** Begin Task input **
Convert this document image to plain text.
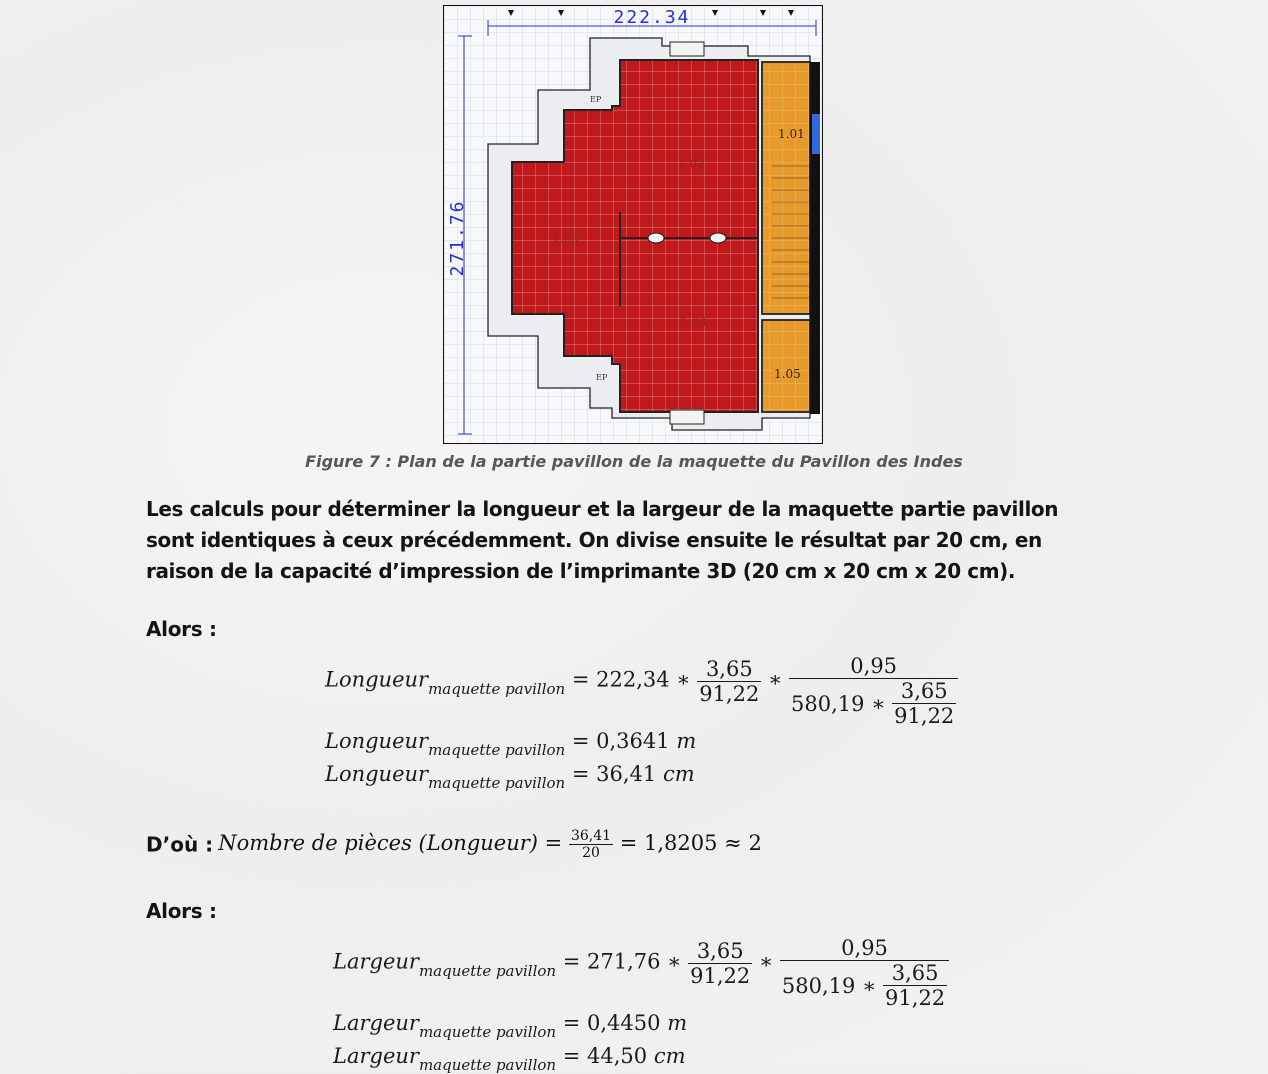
222.34
271.76
1.01
1.02
1.03
1.04
1.05
EP
EP
Figure 7 : Plan de la partie pavillon de la maquette du Pavillon des Indes
Les calculs pour déterminer la longueur et la largeur de la maquette partie pavillon
sont identiques à ceux précédemment. On divise ensuite le résultat par 20 cm, en
raison de la capacité d’impression de l’imprimante 3D (20 cm x 20 cm x 20 cm).
Alors :
Longueur$_{maquette pavillon}$ = 222,34 ∗ $\frac{3,65}{91,22}$ ∗ $\frac{0,95}{580,19 ∗ \frac{3,65}{91,22}}$
Longueur$_{maquette pavillon}$ = 0,3641 m
Longueur$_{maquette pavillon}$ = 36,41 cm
D’où : Nombre de pièces (Longueur) = $\frac{36,41}{20} = 1,8205 \approx 2$
Alors :
Largeur$_{maquette pavillon}$ = 271,76 ∗ $\frac{3,65}{91,22}$ ∗ $\frac{0,95}{580,19 ∗ \frac{3,65}{91,22}}$
Largeur$_{maquette pavillon}$ = 0,4450 m
Largeur$_{maquette pavillon}$ = 44,50 cm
** End Task input **
Using the material above, set down every line exactly, but skip the pictures.

Written solution →
Convert this document image to plain text.
222.34
271.76
1.01
1.02
1.03
1.04
1.05
EP
EP
Figure 7 : Plan de la partie pavillon de la maquette du Pavillon des Indes
Les calculs pour déterminer la longueur et la largeur de la maquette partie pavillon
sont identiques à ceux précédemment. On divise ensuite le résultat par 20 cm, en
raison de la capacité d’impression de l’imprimante 3D (20 cm x 20 cm x 20 cm).
Alors :
Longueur$_{maquette pavillon}$ = 222,34 ∗ $\frac{3,65}{91,22}$ ∗ $\frac{0,95}{580,19 ∗ \frac{3,65}{91,22}}$
Longueur$_{maquette pavillon}$ = 0,3641 m
Longueur$_{maquette pavillon}$ = 36,41 cm
D’où : Nombre de pièces (Longueur) = $\frac{36,41}{20} = 1,8205 \approx 2$
Alors :
Largeur$_{maquette pavillon}$ = 271,76 ∗ $\frac{3,65}{91,22}$ ∗ $\frac{0,95}{580,19 ∗ \frac{3,65}{91,22}}$
Largeur$_{maquette pavillon}$ = 0,4450 m
Largeur$_{maquette pavillon}$ = 44,50 cm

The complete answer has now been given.